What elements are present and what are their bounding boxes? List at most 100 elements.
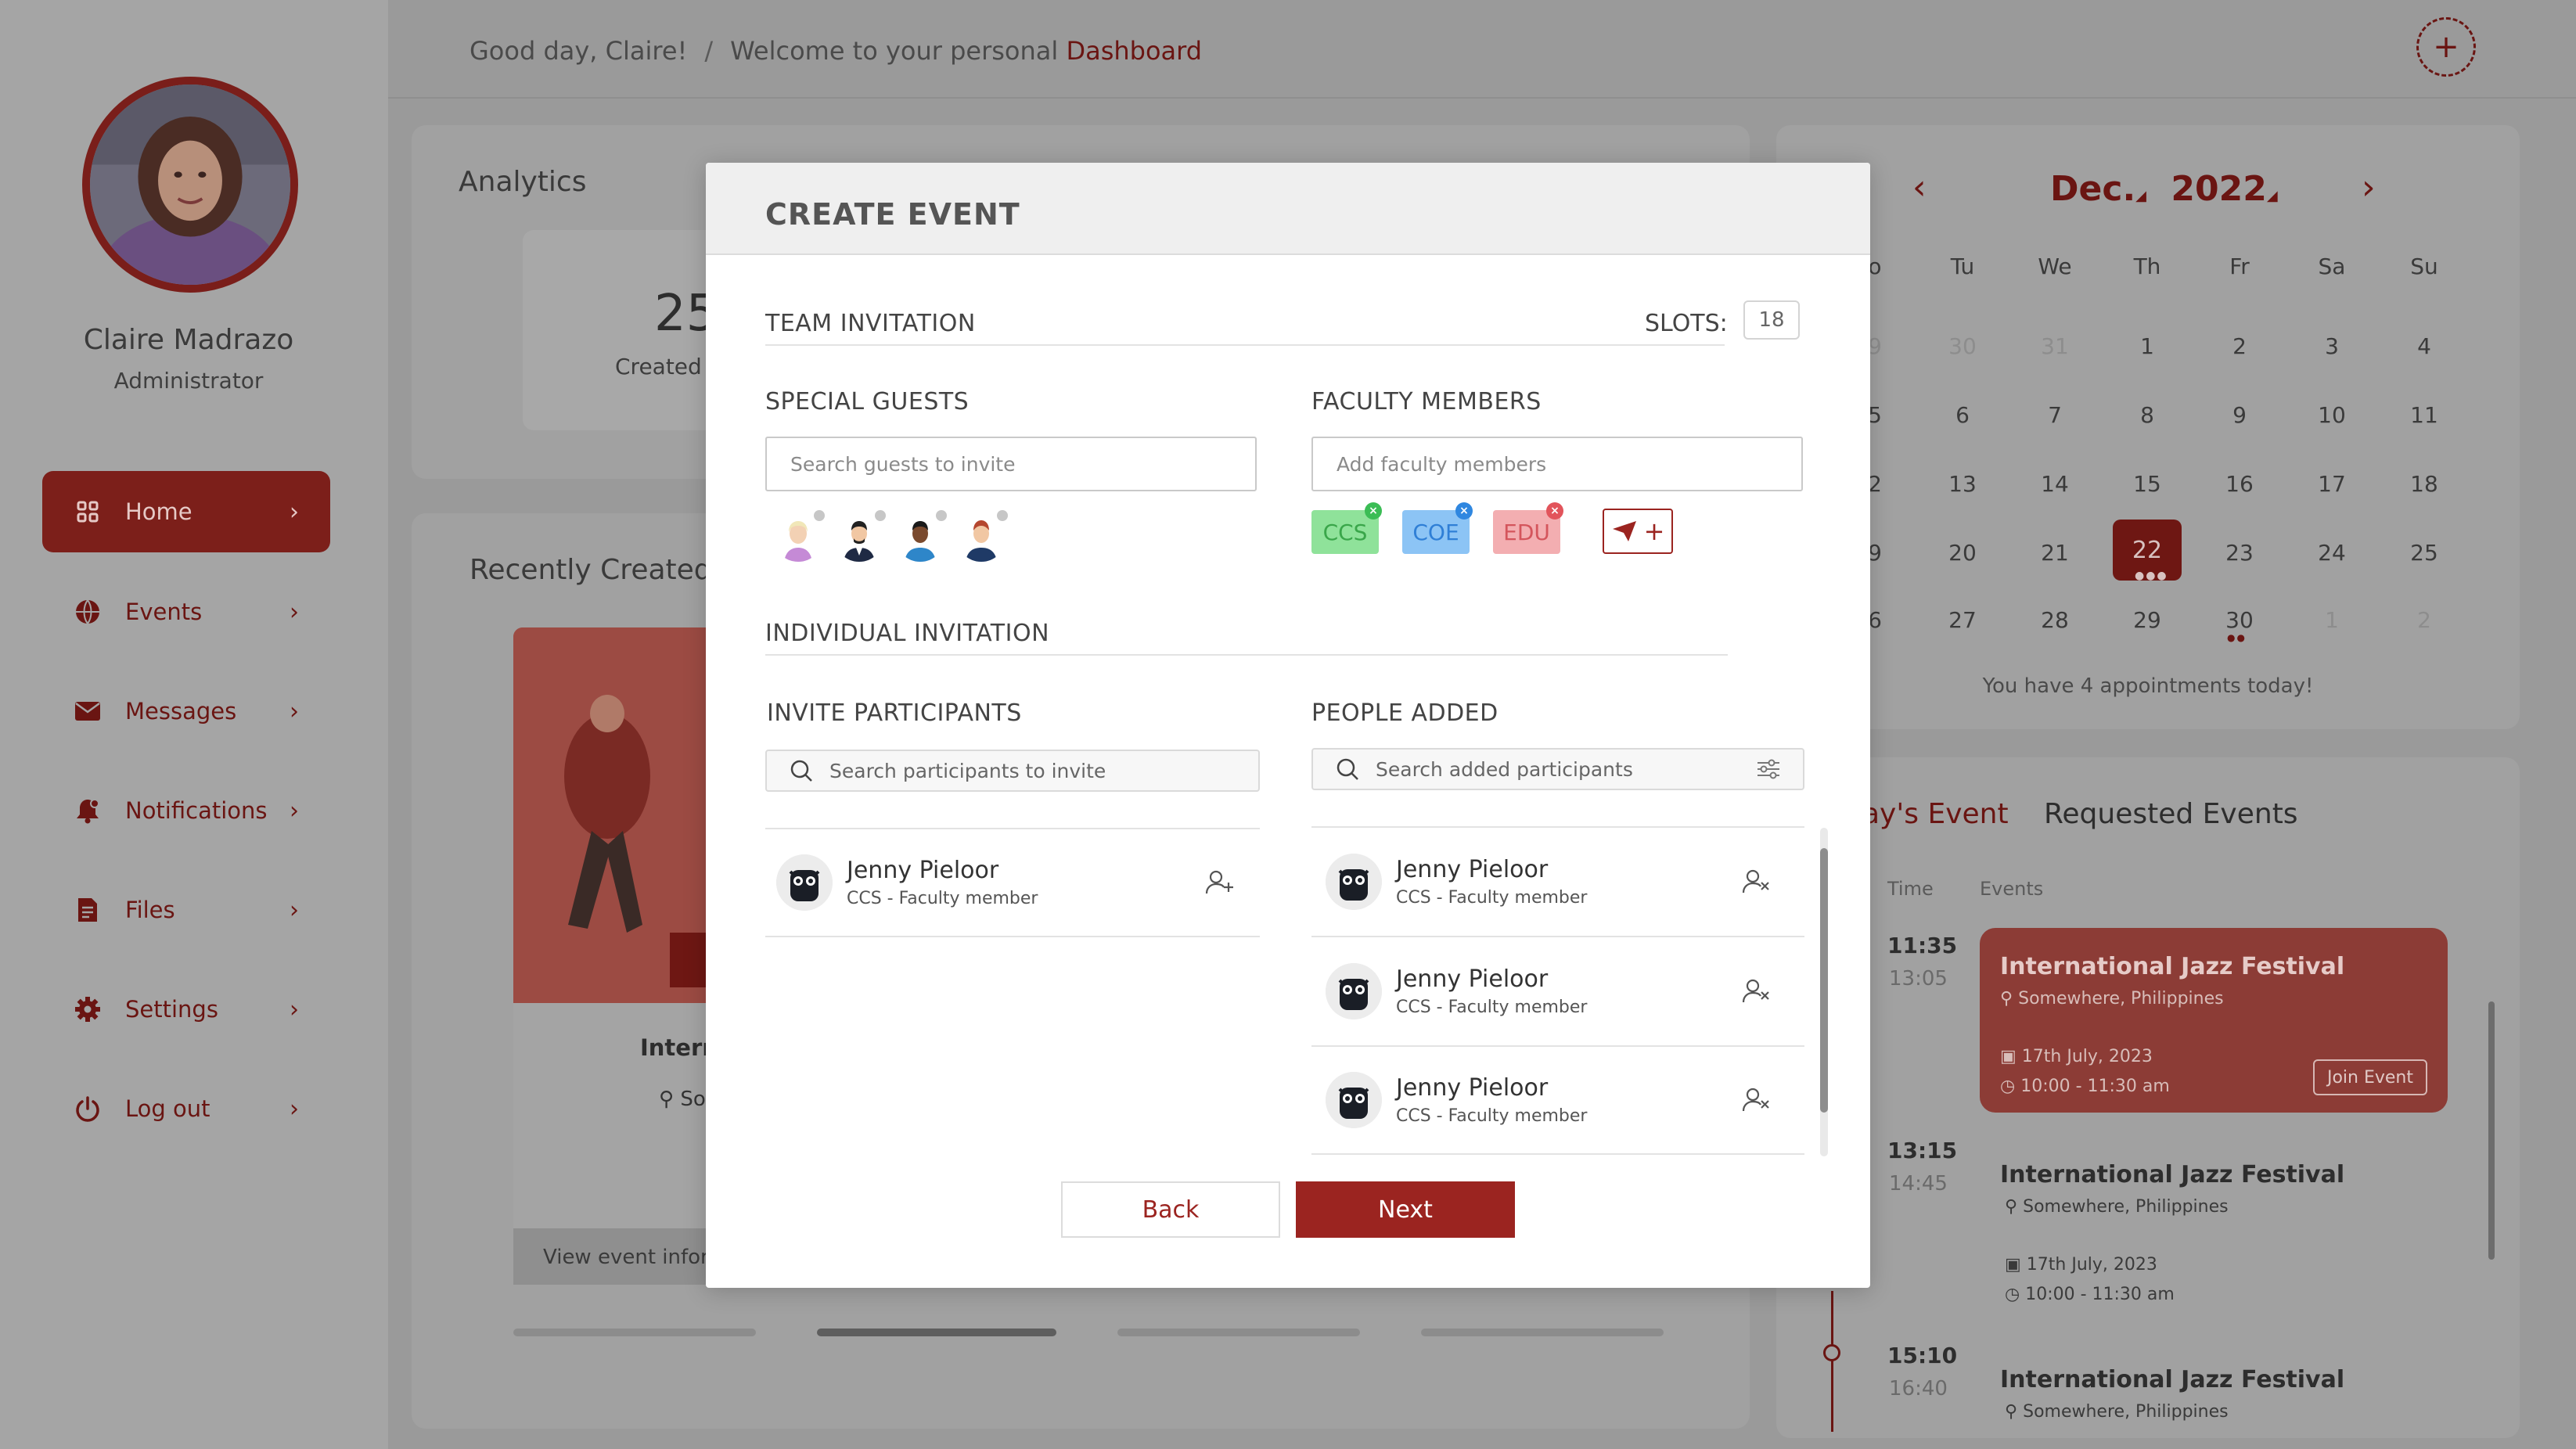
user-name: Claire Madrazo: [83, 324, 294, 356]
nav-notifications[interactable]: Notifications ›: [42, 770, 330, 851]
weekday-label: Su: [2410, 253, 2438, 279]
calendar-day[interactable]: 1: [2301, 607, 2363, 633]
chevron-right-icon: ›: [290, 1095, 299, 1123]
calendar-day[interactable]: 29: [2116, 607, 2178, 633]
event-end-time: 16:40: [1889, 1377, 1948, 1400]
dashboard-link[interactable]: Dashboard: [1066, 36, 1202, 66]
event-card[interactable]: [513, 627, 725, 1285]
calendar-day[interactable]: 16: [2208, 471, 2271, 497]
event-location: ⚲ Somewhere, Philippines: [2005, 1197, 2229, 1217]
invite-search-placeholder: Search participants to invite: [829, 759, 1106, 782]
event-start-time: 11:35: [1887, 933, 1958, 958]
carousel-indicator-2[interactable]: [817, 1329, 1056, 1336]
guests-search-input[interactable]: Search guests to invite: [765, 437, 1257, 491]
calendar-month-select[interactable]: Dec.: [2050, 169, 2135, 209]
add-button[interactable]: +: [2416, 17, 2476, 77]
location-pin-icon: ⚲: [659, 1088, 681, 1111]
events-scrollbar[interactable]: [2488, 1001, 2495, 1260]
next-button[interactable]: Next: [1296, 1181, 1515, 1238]
calendar-day[interactable]: 30: [1931, 333, 1994, 359]
faculty-search-input[interactable]: Add faculty members: [1311, 437, 1803, 491]
calendar-day[interactable]: 30: [2208, 607, 2271, 633]
grid-icon: [74, 498, 102, 526]
send-invite-button[interactable]: +: [1603, 509, 1673, 554]
calendar-day[interactable]: 24: [2301, 540, 2363, 566]
calendar-day[interactable]: 13: [1931, 471, 1994, 497]
plus-icon: +: [2433, 29, 2459, 65]
remove-guest-icon[interactable]: [936, 510, 947, 521]
people-added-title: PEOPLE ADDED: [1311, 699, 1498, 727]
calendar-day[interactable]: 25: [2393, 540, 2455, 566]
nav-messages[interactable]: Messages ›: [42, 671, 330, 752]
calendar-day[interactable]: 2: [2208, 333, 2271, 359]
calendar-day[interactable]: 4: [2393, 333, 2455, 359]
remove-guest-icon[interactable]: [814, 510, 825, 521]
nav-home[interactable]: Home ›: [42, 471, 330, 552]
calendar-day[interactable]: 23: [2208, 540, 2271, 566]
clock-icon: ◷: [2005, 1285, 2026, 1304]
welcome-text: Welcome to your personal: [730, 36, 1059, 66]
added-search-input[interactable]: Search added participants: [1311, 748, 1804, 790]
calendar-day[interactable]: 3: [2301, 333, 2363, 359]
calendar-day[interactable]: 2: [2393, 607, 2455, 633]
remove-tag-icon[interactable]: ×: [1455, 502, 1473, 520]
chevron-right-icon: ›: [290, 697, 299, 725]
event-name[interactable]: International Jazz Festival: [2000, 1366, 2344, 1393]
calendar-day[interactable]: 17: [2301, 471, 2363, 497]
carousel-indicator-4[interactable]: [1421, 1329, 1664, 1336]
calendar-day[interactable]: 27: [1931, 607, 1994, 633]
back-button[interactable]: Back: [1061, 1181, 1280, 1238]
remove-person-button[interactable]: [1739, 974, 1773, 1009]
calendar-day[interactable]: 11: [2393, 402, 2455, 428]
nav-events[interactable]: Events ›: [42, 571, 330, 653]
person-info: Jenny Pieloor CCS - Faculty member: [847, 857, 1202, 908]
calendar-day[interactable]: 9: [2208, 402, 2271, 428]
remove-tag-icon[interactable]: ×: [1546, 502, 1563, 520]
join-event-button[interactable]: Join Event: [2313, 1059, 2427, 1095]
nav-settings[interactable]: Settings ›: [42, 969, 330, 1050]
nav-logout-label: Log out: [125, 1095, 210, 1122]
calendar-year-select[interactable]: 2022: [2171, 169, 2266, 209]
calendar-day[interactable]: 6: [1931, 402, 1994, 428]
event-name[interactable]: International Jazz Festival: [2000, 1161, 2344, 1188]
calendar-day[interactable]: 28: [2024, 607, 2086, 633]
filter-icon[interactable]: [1756, 758, 1781, 780]
calendar-day[interactable]: 8: [2116, 402, 2178, 428]
remove-guest-icon[interactable]: [997, 510, 1008, 521]
added-list-scroll-thumb[interactable]: [1820, 848, 1828, 1113]
add-person-button[interactable]: [1202, 865, 1236, 900]
calendar-next-icon[interactable]: ›: [2362, 167, 2376, 207]
remove-person-button[interactable]: [1739, 865, 1773, 899]
event-date-text: 17th July, 2023: [2021, 1047, 2153, 1066]
calendar-day[interactable]: 20: [1931, 540, 1994, 566]
nav-logout[interactable]: Log out ›: [42, 1068, 330, 1149]
calendar-day[interactable]: 14: [2024, 471, 2086, 497]
calendar-day[interactable]: 31: [2024, 333, 2086, 359]
calendar-day[interactable]: 15: [2116, 471, 2178, 497]
remove-guest-icon[interactable]: [875, 510, 886, 521]
event-date: ▣ 17th July, 2023: [2000, 1047, 2153, 1066]
invite-search-input[interactable]: Search participants to invite: [765, 750, 1260, 792]
carousel-indicator-1[interactable]: [513, 1329, 756, 1336]
calendar-prev-icon[interactable]: ‹: [1912, 167, 1927, 207]
nav-notifications-label: Notifications: [125, 797, 268, 824]
calendar-day[interactable]: 7: [2024, 402, 2086, 428]
slots-input[interactable]: 18: [1743, 300, 1800, 340]
nav-files-label: Files: [125, 897, 175, 923]
calendar-day[interactable]: 1: [2116, 333, 2178, 359]
avatar[interactable]: [82, 77, 298, 293]
remove-tag-icon[interactable]: ×: [1365, 502, 1382, 520]
divider: [765, 344, 1725, 346]
remove-person-button[interactable]: [1739, 1083, 1773, 1117]
calendar-day[interactable]: 10: [2301, 402, 2363, 428]
file-icon: [74, 896, 102, 924]
nav-files[interactable]: Files ›: [42, 869, 330, 951]
view-event-info[interactable]: View event inform: [513, 1228, 725, 1285]
event-end-time: 13:05: [1889, 967, 1948, 991]
calendar-day[interactable]: 21: [2024, 540, 2086, 566]
tab-todays-event[interactable]: ay's Event: [1862, 798, 2009, 830]
calendar-day[interactable]: 18: [2393, 471, 2455, 497]
tab-requested-events[interactable]: Requested Events: [2044, 798, 2298, 830]
special-guests-title: SPECIAL GUESTS: [765, 388, 970, 415]
carousel-indicator-3[interactable]: [1117, 1329, 1360, 1336]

**Exercise requirements:**
Replace every "calendar-day" in the material above with "calendar-date", and give the material back with nothing else changed. Leave out the picture.

**Task solution:**
What elements are present and what are their bounding boxes? List at most 100 elements.
user-name: Claire Madrazo: [83, 324, 294, 356]
nav-notifications[interactable]: Notifications ›: [42, 770, 330, 851]
weekday-label: Su: [2410, 253, 2438, 279]
calendar-date[interactable]: 1: [2301, 607, 2363, 633]
chevron-right-icon: ›: [290, 1095, 299, 1123]
calendar-date[interactable]: 29: [2116, 607, 2178, 633]
event-end-time: 16:40: [1889, 1377, 1948, 1400]
dashboard-link[interactable]: Dashboard: [1066, 36, 1202, 66]
event-card[interactable]: [513, 627, 725, 1285]
calendar-date[interactable]: 16: [2208, 471, 2271, 497]
event-location: ⚲ Somewhere, Philippines: [2005, 1197, 2229, 1217]
invite-search-placeholder: Search participants to invite: [829, 759, 1106, 782]
event-start-time: 11:35: [1887, 933, 1958, 958]
carousel-indicator-2[interactable]: [817, 1329, 1056, 1336]
guests-search-input[interactable]: Search guests to invite: [765, 437, 1257, 491]
calendar-month-select[interactable]: Dec.: [2050, 169, 2135, 209]
add-button[interactable]: +: [2416, 17, 2476, 77]
location-pin-icon: ⚲: [659, 1088, 681, 1111]
events-scrollbar[interactable]: [2488, 1001, 2495, 1260]
next-button[interactable]: Next: [1296, 1181, 1515, 1238]
calendar-date[interactable]: 30: [1931, 333, 1994, 359]
faculty-search-input[interactable]: Add faculty members: [1311, 437, 1803, 491]
calendar-date[interactable]: 30: [2208, 607, 2271, 633]
grid-icon: [74, 498, 102, 526]
send-invite-button[interactable]: +: [1603, 509, 1673, 554]
calendar-date[interactable]: 24: [2301, 540, 2363, 566]
calendar-date[interactable]: 13: [1931, 471, 1994, 497]
plus-icon: +: [2433, 29, 2459, 65]
remove-guest-icon[interactable]: [936, 510, 947, 521]
people-added-title: PEOPLE ADDED: [1311, 699, 1498, 727]
calendar-date[interactable]: 25: [2393, 540, 2455, 566]
nav-messages[interactable]: Messages ›: [42, 671, 330, 752]
calendar-date[interactable]: 2: [2208, 333, 2271, 359]
calendar-date[interactable]: 4: [2393, 333, 2455, 359]
remove-guest-icon[interactable]: [814, 510, 825, 521]
nav-home[interactable]: Home ›: [42, 471, 330, 552]
calendar-date[interactable]: 23: [2208, 540, 2271, 566]
clock-icon: ◷: [2005, 1285, 2026, 1304]
welcome-text: Welcome to your personal: [730, 36, 1059, 66]
added-search-input[interactable]: Search added participants: [1311, 748, 1804, 790]
calendar-date[interactable]: 3: [2301, 333, 2363, 359]
calendar-date[interactable]: 2: [2393, 607, 2455, 633]
remove-tag-icon[interactable]: ×: [1455, 502, 1473, 520]
chevron-right-icon: ›: [290, 697, 299, 725]
event-name[interactable]: International Jazz Festival: [2000, 1366, 2344, 1393]
calendar-date[interactable]: 17: [2301, 471, 2363, 497]
carousel-indicator-4[interactable]: [1421, 1329, 1664, 1336]
calendar-date[interactable]: 27: [1931, 607, 1994, 633]
back-button[interactable]: Back: [1061, 1181, 1280, 1238]
remove-person-button[interactable]: [1739, 974, 1773, 1009]
calendar-date[interactable]: 11: [2393, 402, 2455, 428]
nav-events[interactable]: Events ›: [42, 571, 330, 653]
person-info: Jenny Pieloor CCS - Faculty member: [847, 857, 1202, 908]
calendar-date[interactable]: 9: [2208, 402, 2271, 428]
remove-tag-icon[interactable]: ×: [1546, 502, 1563, 520]
join-event-button[interactable]: Join Event: [2313, 1059, 2427, 1095]
nav-settings[interactable]: Settings ›: [42, 969, 330, 1050]
nav-logout-label: Log out: [125, 1095, 210, 1122]
calendar-year-select[interactable]: 2022: [2171, 169, 2266, 209]
calendar-date[interactable]: 6: [1931, 402, 1994, 428]
event-name[interactable]: International Jazz Festival: [2000, 1161, 2344, 1188]
calendar-date[interactable]: 28: [2024, 607, 2086, 633]
filter-icon[interactable]: [1756, 758, 1781, 780]
calendar-date[interactable]: 8: [2116, 402, 2178, 428]
remove-guest-icon[interactable]: [997, 510, 1008, 521]
added-list-scroll-thumb[interactable]: [1820, 848, 1828, 1113]
add-person-button[interactable]: [1202, 865, 1236, 900]
calendar-next-icon[interactable]: ›: [2362, 167, 2376, 207]
remove-person-button[interactable]: [1739, 865, 1773, 899]
event-date-text: 17th July, 2023: [2021, 1047, 2153, 1066]
calendar-date[interactable]: 20: [1931, 540, 1994, 566]
nav-logout[interactable]: Log out ›: [42, 1068, 330, 1149]
calendar-date[interactable]: 14: [2024, 471, 2086, 497]
calendar-date[interactable]: 31: [2024, 333, 2086, 359]
calendar-date[interactable]: 15: [2116, 471, 2178, 497]
remove-guest-icon[interactable]: [875, 510, 886, 521]
event-date: ▣ 17th July, 2023: [2000, 1047, 2153, 1066]
invite-search-input[interactable]: Search participants to invite: [765, 750, 1260, 792]
carousel-indicator-1[interactable]: [513, 1329, 756, 1336]
calendar-prev-icon[interactable]: ‹: [1912, 167, 1927, 207]
nav-notifications-label: Notifications: [125, 797, 268, 824]
calendar-date[interactable]: 7: [2024, 402, 2086, 428]
slots-input[interactable]: 18: [1743, 300, 1800, 340]
nav-files-label: Files: [125, 897, 175, 923]
calendar-date[interactable]: 1: [2116, 333, 2178, 359]
avatar[interactable]: [82, 77, 298, 293]
remove-tag-icon[interactable]: ×: [1365, 502, 1382, 520]
divider: [765, 344, 1725, 346]
remove-person-button[interactable]: [1739, 1083, 1773, 1117]
calendar-date[interactable]: 10: [2301, 402, 2363, 428]
file-icon: [74, 896, 102, 924]
nav-files[interactable]: Files ›: [42, 869, 330, 951]
view-event-info[interactable]: View event inform: [513, 1228, 725, 1285]
event-end-time: 13:05: [1889, 967, 1948, 991]
calendar-date[interactable]: 21: [2024, 540, 2086, 566]
tab-todays-event[interactable]: ay's Event: [1862, 798, 2009, 830]
calendar-date[interactable]: 18: [2393, 471, 2455, 497]
tab-requested-events[interactable]: Requested Events: [2044, 798, 2298, 830]
special-guests-title: SPECIAL GUESTS: [765, 388, 970, 415]
carousel-indicator-3[interactable]: [1117, 1329, 1360, 1336]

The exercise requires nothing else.